### Work required
Turn each line of the items below into a JSON list of strings, one string per line, skipping blank lines. Leave the pictures out.

### Extracted entries

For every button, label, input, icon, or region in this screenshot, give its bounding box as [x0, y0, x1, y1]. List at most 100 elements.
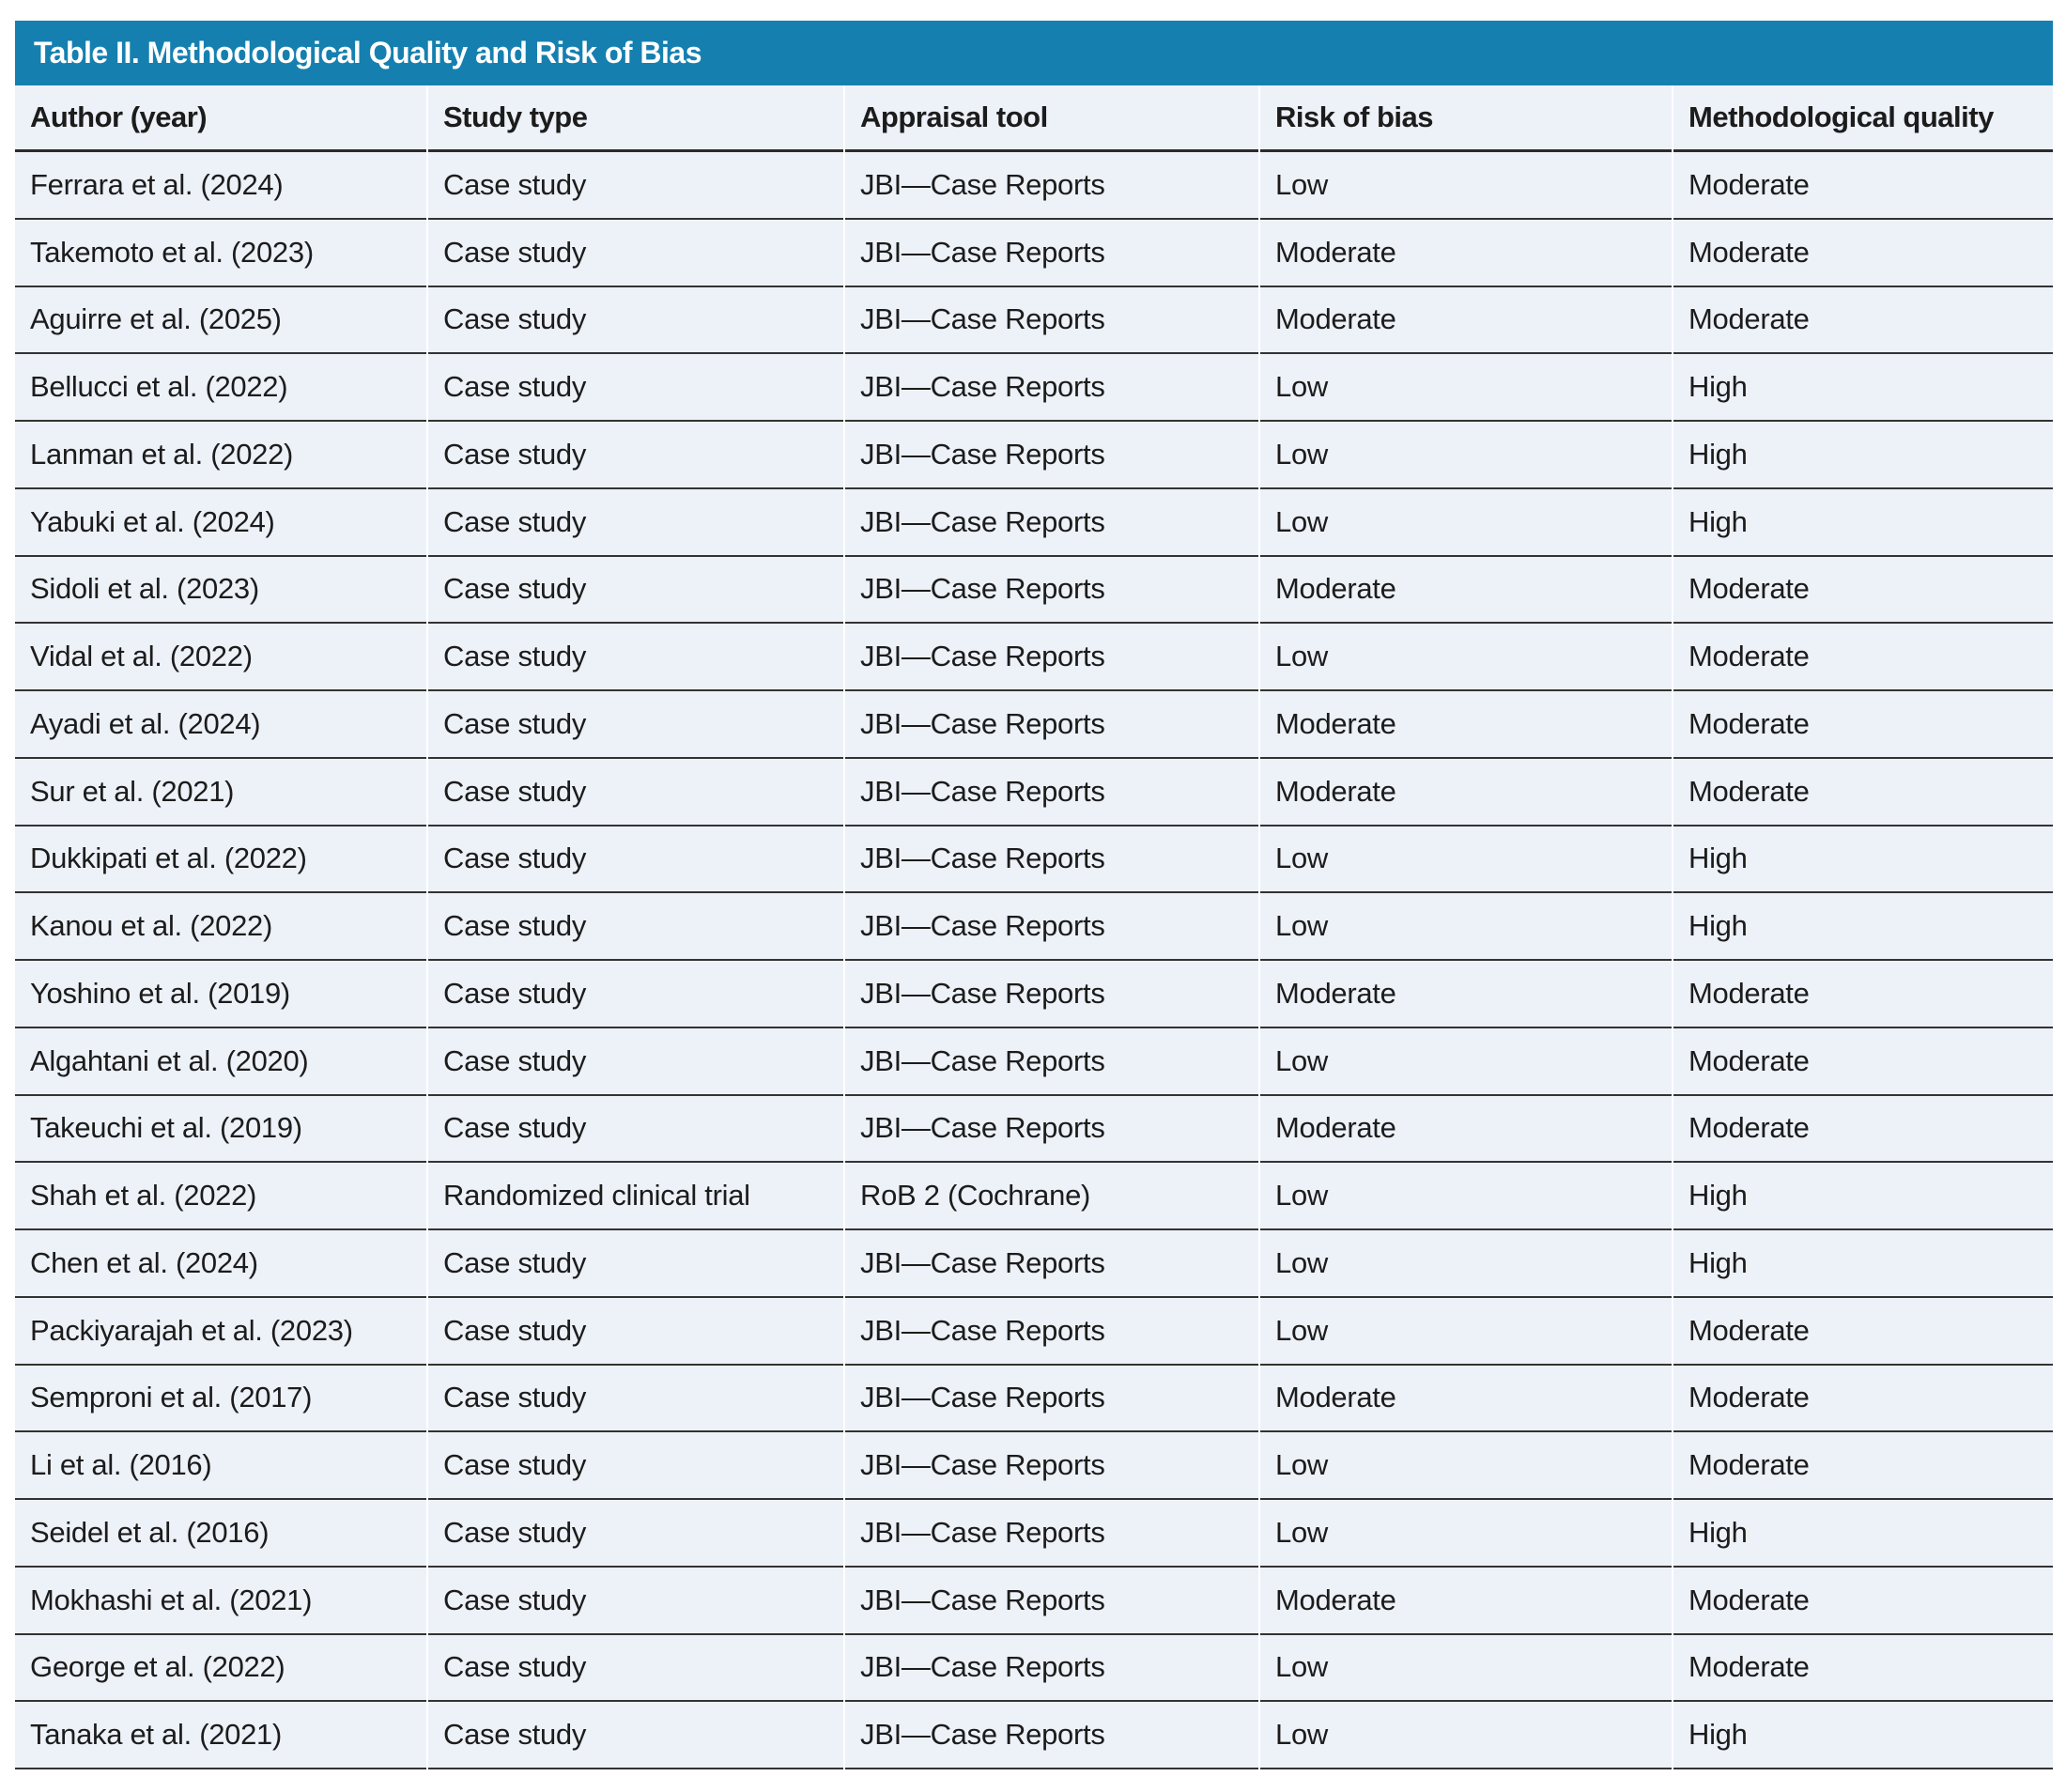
cell-appraisal-tool: JBI—Case Reports: [845, 488, 1258, 557]
cell-author: Ayadi et al. (2024): [15, 691, 426, 759]
cell-author: Seidel et al. (2016): [15, 1500, 426, 1568]
cell-author: Vidal et al. (2022): [15, 624, 426, 691]
cell-study-type: Case study: [428, 893, 843, 961]
cell-methodological-quality: Moderate: [1673, 624, 2054, 691]
cell-study-type: Case study: [428, 1365, 843, 1433]
cell-methodological-quality: High: [1673, 354, 2054, 422]
table-row: Semproni et al. (2017) Case study JBI—Case…: [15, 1365, 2054, 1433]
cell-author: Tanaka et al. (2021): [15, 1702, 426, 1769]
cell-appraisal-tool: JBI—Case Reports: [845, 691, 1258, 759]
cell-appraisal-tool: JBI—Case Reports: [845, 758, 1258, 826]
cell-appraisal-tool: JBI—Case Reports: [845, 286, 1258, 355]
cell-risk-of-bias: Low: [1260, 1702, 1672, 1769]
cell-appraisal-tool: RoB 2 (Cochrane): [845, 1163, 1258, 1230]
cell-appraisal-tool: JBI—Case Reports: [845, 1365, 1258, 1433]
cell-risk-of-bias: Moderate: [1260, 286, 1672, 355]
cell-methodological-quality: High: [1673, 422, 2054, 489]
cell-risk-of-bias: Moderate: [1260, 1567, 1672, 1635]
cell-study-type: Case study: [428, 1432, 843, 1500]
table-title: Table II. Methodological Quality and Ris…: [34, 36, 702, 70]
cell-study-type: Case study: [428, 826, 843, 894]
table-row: Dukkipati et al. (2022) Case study JBI—Cas…: [15, 826, 2054, 894]
cell-author: Takeuchi et al. (2019): [15, 1095, 426, 1164]
cell-appraisal-tool: JBI—Case Reports: [845, 893, 1258, 961]
cell-study-type: Case study: [428, 624, 843, 691]
cell-study-type: Case study: [428, 1095, 843, 1164]
cell-author: Semproni et al. (2017): [15, 1365, 426, 1433]
cell-appraisal-tool: JBI—Case Reports: [845, 1297, 1258, 1366]
cell-methodological-quality: Moderate: [1673, 219, 2054, 287]
cell-methodological-quality: Moderate: [1673, 1634, 2054, 1703]
table-row: George et al. (2022) Case study JBI—Case R…: [15, 1634, 2054, 1703]
table-body: Ferrara et al. (2024) Case study JBI—Case …: [15, 152, 2054, 1769]
table-row: Sidoli et al. (2023) Case study JBI—Case R…: [15, 556, 2054, 625]
cell-methodological-quality: Moderate: [1673, 1095, 2054, 1164]
cell-risk-of-bias: Low: [1260, 1297, 1672, 1366]
cell-risk-of-bias: Low: [1260, 1500, 1672, 1568]
cell-risk-of-bias: Low: [1260, 1027, 1672, 1096]
table-row: Yoshino et al. (2019) Case study JBI—Case …: [15, 961, 2054, 1028]
cell-study-type: Case study: [428, 354, 843, 422]
table-title-bar: Table II. Methodological Quality and Ris…: [15, 21, 2054, 85]
table-row: Sur et al. (2021) Case study JBI—Case Repo…: [15, 758, 2054, 826]
table-row: Yabuki et al. (2024) Case study JBI—Case R…: [15, 488, 2054, 557]
table-row: Ayadi et al. (2024) Case study JBI—Case Re…: [15, 691, 2054, 759]
methodological-quality-table: Table II. Methodological Quality and Ris…: [13, 21, 2056, 1769]
cell-risk-of-bias: Low: [1260, 1634, 1672, 1703]
table-row: Packiyarajah et al. (2023) Case study JBI—…: [15, 1297, 2054, 1366]
cell-risk-of-bias: Low: [1260, 488, 1672, 557]
cell-methodological-quality: Moderate: [1673, 1297, 2054, 1366]
cell-appraisal-tool: JBI—Case Reports: [845, 1634, 1258, 1703]
cell-appraisal-tool: JBI—Case Reports: [845, 826, 1258, 894]
cell-study-type: Randomized clinical trial: [428, 1163, 843, 1230]
cell-appraisal-tool: JBI—Case Reports: [845, 1500, 1258, 1568]
cell-study-type: Case study: [428, 422, 843, 489]
cell-risk-of-bias: Low: [1260, 422, 1672, 489]
cell-study-type: Case study: [428, 1297, 843, 1366]
cell-methodological-quality: Moderate: [1673, 1432, 2054, 1500]
table-row: Takemoto et al. (2023) Case study JBI—Case…: [15, 219, 2054, 287]
cell-risk-of-bias: Moderate: [1260, 556, 1672, 625]
cell-appraisal-tool: JBI—Case Reports: [845, 1567, 1258, 1635]
cell-methodological-quality: Moderate: [1673, 556, 2054, 625]
cell-appraisal-tool: JBI—Case Reports: [845, 961, 1258, 1028]
cell-methodological-quality: High: [1673, 826, 2054, 894]
cell-methodological-quality: High: [1673, 893, 2054, 961]
cell-methodological-quality: High: [1673, 1163, 2054, 1230]
cell-author: Packiyarajah et al. (2023): [15, 1297, 426, 1366]
cell-author: Mokhashi et al. (2021): [15, 1567, 426, 1635]
cell-risk-of-bias: Low: [1260, 826, 1672, 894]
cell-methodological-quality: Moderate: [1673, 1567, 2054, 1635]
cell-author: Ferrara et al. (2024): [15, 152, 426, 220]
cell-author: Dukkipati et al. (2022): [15, 826, 426, 894]
table-row: Chen et al. (2024) Case study JBI—Case Rep…: [15, 1230, 2054, 1298]
cell-author: George et al. (2022): [15, 1634, 426, 1703]
cell-appraisal-tool: JBI—Case Reports: [845, 624, 1258, 691]
cell-risk-of-bias: Moderate: [1260, 219, 1672, 287]
cell-study-type: Case study: [428, 691, 843, 759]
cell-risk-of-bias: Moderate: [1260, 691, 1672, 759]
cell-study-type: Case study: [428, 152, 843, 220]
cell-methodological-quality: Moderate: [1673, 961, 2054, 1028]
cell-appraisal-tool: JBI—Case Reports: [845, 1230, 1258, 1298]
cell-author: Chen et al. (2024): [15, 1230, 426, 1298]
cell-methodological-quality: Moderate: [1673, 691, 2054, 759]
cell-appraisal-tool: JBI—Case Reports: [845, 152, 1258, 220]
cell-study-type: Case study: [428, 1500, 843, 1568]
column-header-appraisal-tool: Appraisal tool: [845, 85, 1258, 152]
cell-study-type: Case study: [428, 1230, 843, 1298]
cell-study-type: Case study: [428, 1567, 843, 1635]
cell-author: Lanman et al. (2022): [15, 422, 426, 489]
cell-study-type: Case study: [428, 961, 843, 1028]
column-header-study-type: Study type: [428, 85, 843, 152]
table-row: Algahtani et al. (2020) Case study JBI—Cas…: [15, 1027, 2054, 1096]
cell-study-type: Case study: [428, 758, 843, 826]
cell-risk-of-bias: Moderate: [1260, 1095, 1672, 1164]
table-row: Tanaka et al. (2021) Case study JBI—Case R…: [15, 1702, 2054, 1769]
cell-risk-of-bias: Moderate: [1260, 758, 1672, 826]
cell-methodological-quality: Moderate: [1673, 286, 2054, 355]
cell-author: Yabuki et al. (2024): [15, 488, 426, 557]
table-row: Vidal et al. (2022) Case study JBI—Case Re…: [15, 624, 2054, 691]
table-row: Mokhashi et al. (2021) Case study JBI—Case…: [15, 1567, 2054, 1635]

### Finished answer
[
  "For every button, label, input, icon, or region in this screenshot, give its bounding box as [x0, y0, x1, y1]. List at most 100 elements.",
  "cell-appraisal-tool: JBI—Case Reports: [845, 488, 1258, 557]",
  "cell-author: Ayadi et al. (2024): [15, 691, 426, 759]",
  "cell-author: Seidel et al. (2016): [15, 1500, 426, 1568]",
  "cell-author: Vidal et al. (2022): [15, 624, 426, 691]",
  "cell-study-type: Case study: [428, 893, 843, 961]",
  "cell-methodological-quality: Moderate: [1673, 624, 2054, 691]",
  "cell-study-type: Case study: [428, 1365, 843, 1433]",
  "cell-methodological-quality: High: [1673, 354, 2054, 422]",
  "table-row: Semproni et al. (2017) Case study JBI—Case…: [15, 1365, 2054, 1433]",
  "cell-author: Tanaka et al. (2021): [15, 1702, 426, 1769]",
  "cell-appraisal-tool: JBI—Case Reports: [845, 691, 1258, 759]",
  "cell-appraisal-tool: JBI—Case Reports: [845, 758, 1258, 826]",
  "cell-appraisal-tool: JBI—Case Reports: [845, 286, 1258, 355]",
  "cell-risk-of-bias: Low: [1260, 1702, 1672, 1769]",
  "cell-appraisal-tool: RoB 2 (Cochrane): [845, 1163, 1258, 1230]",
  "cell-appraisal-tool: JBI—Case Reports: [845, 1365, 1258, 1433]",
  "cell-risk-of-bias: Moderate: [1260, 286, 1672, 355]",
  "cell-methodological-quality: High: [1673, 422, 2054, 489]",
  "cell-risk-of-bias: Moderate: [1260, 1567, 1672, 1635]",
  "cell-study-type: Case study: [428, 1432, 843, 1500]",
  "table-title: Table II. Methodological Quality and Ris…: [34, 36, 702, 70]",
  "cell-study-type: Case study: [428, 826, 843, 894]",
  "table-row: Dukkipati et al. (2022) Case study JBI—Cas…: [15, 826, 2054, 894]",
  "cell-author: Takeuchi et al. (2019): [15, 1095, 426, 1164]",
  "cell-appraisal-tool: JBI—Case Reports: [845, 893, 1258, 961]",
  "cell-study-type: Case study: [428, 624, 843, 691]",
  "cell-study-type: Case study: [428, 1095, 843, 1164]",
  "cell-author: Semproni et al. (2017): [15, 1365, 426, 1433]",
  "cell-appraisal-tool: JBI—Case Reports: [845, 1297, 1258, 1366]",
  "cell-methodological-quality: Moderate: [1673, 219, 2054, 287]",
  "cell-methodological-quality: Moderate: [1673, 1634, 2054, 1703]",
  "table-row: George et al. (2022) Case study JBI—Case R…: [15, 1634, 2054, 1703]",
  "table-body: Ferrara et al. (2024) Case study JBI—Case …: [15, 152, 2054, 1769]",
  "table-row: Sidoli et al. (2023) Case study JBI—Case R…: [15, 556, 2054, 625]",
  "cell-methodological-quality: Moderate: [1673, 1095, 2054, 1164]",
  "cell-risk-of-bias: Low: [1260, 1297, 1672, 1366]",
  "cell-risk-of-bias: Low: [1260, 1500, 1672, 1568]",
  "cell-risk-of-bias: Low: [1260, 1027, 1672, 1096]",
  "table-row: Yoshino et al. (2019) Case study JBI—Case …: [15, 961, 2054, 1028]",
  "cell-study-type: Case study: [428, 354, 843, 422]",
  "table-title-bar: Table II. Methodological Quality and Ris…: [15, 21, 2054, 85]",
  "table-row: Sur et al. (2021) Case study JBI—Case Repo…: [15, 758, 2054, 826]",
  "table-row: Yabuki et al. (2024) Case study JBI—Case R…: [15, 488, 2054, 557]",
  "table-row: Ayadi et al. (2024) Case study JBI—Case Re…: [15, 691, 2054, 759]",
  "methodological-quality-table: Table II. Methodological Quality and Ris…: [13, 21, 2056, 1769]",
  "cell-risk-of-bias: Low: [1260, 1634, 1672, 1703]",
  "table-row: Packiyarajah et al. (2023) Case study JBI—…: [15, 1297, 2054, 1366]",
  "cell-risk-of-bias: Low: [1260, 488, 1672, 557]",
  "cell-methodological-quality: Moderate: [1673, 1297, 2054, 1366]",
  "cell-appraisal-tool: JBI—Case Reports: [845, 1634, 1258, 1703]",
  "cell-appraisal-tool: JBI—Case Reports: [845, 826, 1258, 894]",
  "cell-study-type: Randomized clinical trial: [428, 1163, 843, 1230]",
  "cell-appraisal-tool: JBI—Case Reports: [845, 1500, 1258, 1568]",
  "cell-study-type: Case study: [428, 422, 843, 489]",
  "cell-risk-of-bias: Low: [1260, 422, 1672, 489]",
  "cell-study-type: Case study: [428, 1297, 843, 1366]",
  "cell-methodological-quality: Moderate: [1673, 1432, 2054, 1500]",
  "table-row: Takemoto et al. (2023) Case study JBI—Case…: [15, 219, 2054, 287]",
  "cell-risk-of-bias: Moderate: [1260, 556, 1672, 625]",
  "cell-appraisal-tool: JBI—Case Reports: [845, 1567, 1258, 1635]",
  "cell-methodological-quality: Moderate: [1673, 556, 2054, 625]",
  "cell-appraisal-tool: JBI—Case Reports: [845, 961, 1258, 1028]",
  "cell-methodological-quality: High: [1673, 826, 2054, 894]",
  "cell-methodological-quality: High: [1673, 893, 2054, 961]",
  "cell-methodological-quality: High: [1673, 1163, 2054, 1230]",
  "cell-author: Packiyarajah et al. (2023): [15, 1297, 426, 1366]",
  "cell-author: Mokhashi et al. (2021): [15, 1567, 426, 1635]",
  "cell-risk-of-bias: Low: [1260, 826, 1672, 894]",
  "cell-methodological-quality: Moderate: [1673, 1567, 2054, 1635]",
  "cell-author: Ferrara et al. (2024): [15, 152, 426, 220]",
  "cell-author: Dukkipati et al. (2022): [15, 826, 426, 894]",
  "table-row: Chen et al. (2024) Case study JBI—Case Rep…: [15, 1230, 2054, 1298]",
  "cell-author: George et al. (2022): [15, 1634, 426, 1703]",
  "cell-appraisal-tool: JBI—Case Reports: [845, 624, 1258, 691]",
  "cell-risk-of-bias: Moderate: [1260, 219, 1672, 287]",
  "cell-study-type: Case study: [428, 691, 843, 759]",
  "cell-risk-of-bias: Moderate: [1260, 691, 1672, 759]",
  "cell-study-type: Case study: [428, 152, 843, 220]",
  "cell-methodological-quality: Moderate: [1673, 961, 2054, 1028]",
  "cell-appraisal-tool: JBI—Case Reports: [845, 1230, 1258, 1298]",
  "cell-author: Chen et al. (2024): [15, 1230, 426, 1298]",
  "cell-methodological-quality: Moderate: [1673, 691, 2054, 759]",
  "cell-appraisal-tool: JBI—Case Reports: [845, 152, 1258, 220]",
  "cell-study-type: Case study: [428, 1500, 843, 1568]",
  "column-header-appraisal-tool: Appraisal tool: [845, 85, 1258, 152]",
  "cell-study-type: Case study: [428, 1230, 843, 1298]",
  "cell-study-type: Case study: [428, 1567, 843, 1635]",
  "cell-author: Lanman et al. (2022): [15, 422, 426, 489]",
  "cell-study-type: Case study: [428, 961, 843, 1028]",
  "column-header-study-type: Study type: [428, 85, 843, 152]",
  "table-row: Algahtani et al. (2020) Case study JBI—Cas…: [15, 1027, 2054, 1096]",
  "cell-study-type: Case study: [428, 758, 843, 826]",
  "cell-risk-of-bias: Moderate: [1260, 1095, 1672, 1164]",
  "table-row: Tanaka et al. (2021) Case study JBI—Case R…: [15, 1702, 2054, 1769]",
  "cell-risk-of-bias: Moderate: [1260, 758, 1672, 826]",
  "cell-methodological-quality: Moderate: [1673, 286, 2054, 355]",
  "cell-author: Yabuki et al. (2024): [15, 488, 426, 557]",
  "table-row: Vidal et al. (2022) Case study JBI—Case Re…: [15, 624, 2054, 691]",
  "table-row: Mokhashi et al. (2021) Case study JBI—Case…: [15, 1567, 2054, 1635]"
]